◆ Entries with figure data:

--- start ---

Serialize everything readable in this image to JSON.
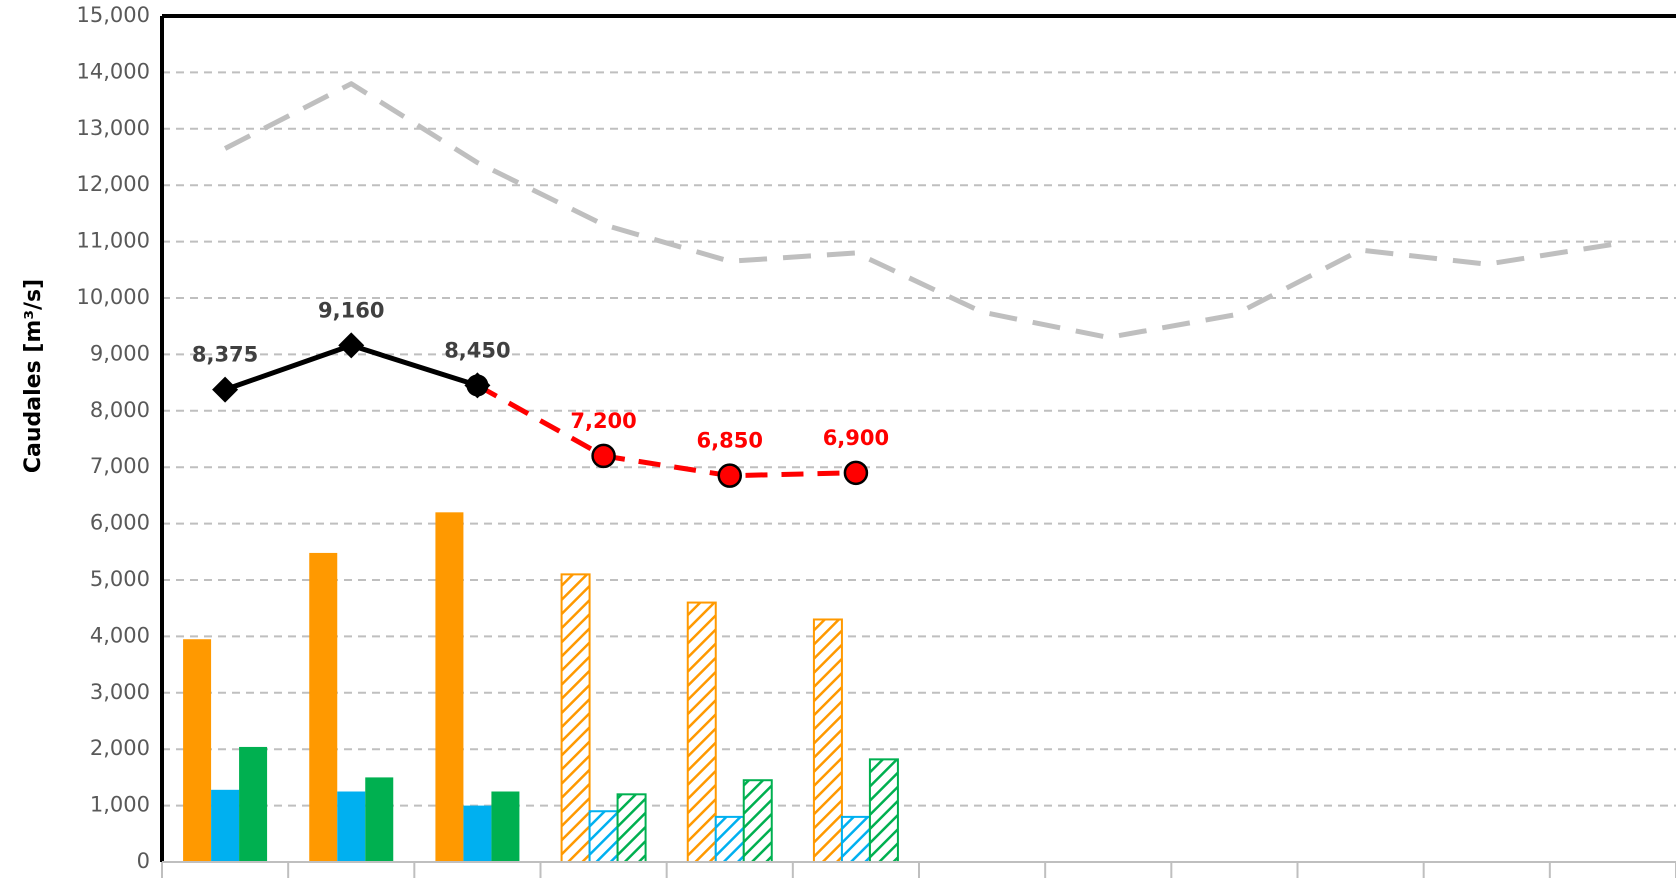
{
  "chart_data": {
    "type": "bar",
    "title": "",
    "ylabel": "Caudales [m³/s]",
    "xlabel": "",
    "ylim": [
      0,
      15000
    ],
    "yticks": [
      0,
      1000,
      2000,
      3000,
      4000,
      5000,
      6000,
      7000,
      8000,
      9000,
      10000,
      11000,
      12000,
      13000,
      14000,
      15000
    ],
    "ytick_labels": [
      "0",
      "1,000",
      "2,000",
      "3,000",
      "4,000",
      "5,000",
      "6,000",
      "7,000",
      "8,000",
      "9,000",
      "10,000",
      "11,000",
      "12,000",
      "13,000",
      "14,000",
      "15,000"
    ],
    "month_count": 12,
    "grid": true,
    "bar_series": [
      {
        "color": "#ff9900",
        "values": [
          3950,
          5480,
          6200,
          5100,
          4600,
          4300,
          null,
          null,
          null,
          null,
          null,
          null
        ],
        "hatched_from": 3
      },
      {
        "color": "#00b0f0",
        "values": [
          1280,
          1250,
          1000,
          900,
          800,
          800,
          null,
          null,
          null,
          null,
          null,
          null
        ],
        "hatched_from": 3
      },
      {
        "color": "#00b050",
        "values": [
          2040,
          1500,
          1250,
          1200,
          1450,
          1820,
          null,
          null,
          null,
          null,
          null,
          null
        ],
        "hatched_from": 3
      }
    ],
    "line_series": [
      {
        "style": "solid",
        "color": "#000000",
        "marker": "diamond",
        "x": [
          0,
          1,
          2
        ],
        "values": [
          8375,
          9160,
          8450
        ],
        "labels": [
          "8,375",
          "9,160",
          "8,450"
        ]
      },
      {
        "style": "dashed",
        "color": "#ff0000",
        "marker": "circle",
        "x": [
          2,
          3,
          4,
          5
        ],
        "values": [
          8450,
          7200,
          6850,
          6900
        ],
        "labels": [
          "",
          "7,200",
          "6,850",
          "6,900"
        ]
      },
      {
        "style": "dashed",
        "color": "#bfbfbf",
        "marker": "none",
        "x": [
          0,
          1,
          2,
          3,
          4,
          5,
          6,
          7,
          8,
          9,
          10,
          11
        ],
        "values": [
          12650,
          13800,
          12400,
          11300,
          10650,
          10800,
          9750,
          9300,
          9700,
          10850,
          10600,
          10950
        ],
        "labels": []
      }
    ]
  }
}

--- end ---

Transcribe each line above verbatim, with the pictures left out.

Serialize everything readable in this image to JSON.
{
  "chart_data": {
    "type": "bar",
    "title": "",
    "ylabel": "Caudales [m³/s]",
    "xlabel": "",
    "ylim": [
      0,
      15000
    ],
    "yticks": [
      0,
      1000,
      2000,
      3000,
      4000,
      5000,
      6000,
      7000,
      8000,
      9000,
      10000,
      11000,
      12000,
      13000,
      14000,
      15000
    ],
    "ytick_labels": [
      "0",
      "1,000",
      "2,000",
      "3,000",
      "4,000",
      "5,000",
      "6,000",
      "7,000",
      "8,000",
      "9,000",
      "10,000",
      "11,000",
      "12,000",
      "13,000",
      "14,000",
      "15,000"
    ],
    "month_count": 12,
    "grid": true,
    "bar_series": [
      {
        "color": "#ff9900",
        "values": [
          3950,
          5480,
          6200,
          5100,
          4600,
          4300,
          null,
          null,
          null,
          null,
          null,
          null
        ],
        "hatched_from": 3
      },
      {
        "color": "#00b0f0",
        "values": [
          1280,
          1250,
          1000,
          900,
          800,
          800,
          null,
          null,
          null,
          null,
          null,
          null
        ],
        "hatched_from": 3
      },
      {
        "color": "#00b050",
        "values": [
          2040,
          1500,
          1250,
          1200,
          1450,
          1820,
          null,
          null,
          null,
          null,
          null,
          null
        ],
        "hatched_from": 3
      }
    ],
    "line_series": [
      {
        "style": "solid",
        "color": "#000000",
        "marker": "diamond",
        "x": [
          0,
          1,
          2
        ],
        "values": [
          8375,
          9160,
          8450
        ],
        "labels": [
          "8,375",
          "9,160",
          "8,450"
        ]
      },
      {
        "style": "dashed",
        "color": "#ff0000",
        "marker": "circle",
        "x": [
          2,
          3,
          4,
          5
        ],
        "values": [
          8450,
          7200,
          6850,
          6900
        ],
        "labels": [
          "",
          "7,200",
          "6,850",
          "6,900"
        ]
      },
      {
        "style": "dashed",
        "color": "#bfbfbf",
        "marker": "none",
        "x": [
          0,
          1,
          2,
          3,
          4,
          5,
          6,
          7,
          8,
          9,
          10,
          11
        ],
        "values": [
          12650,
          13800,
          12400,
          11300,
          10650,
          10800,
          9750,
          9300,
          9700,
          10850,
          10600,
          10950
        ],
        "labels": []
      }
    ]
  }
}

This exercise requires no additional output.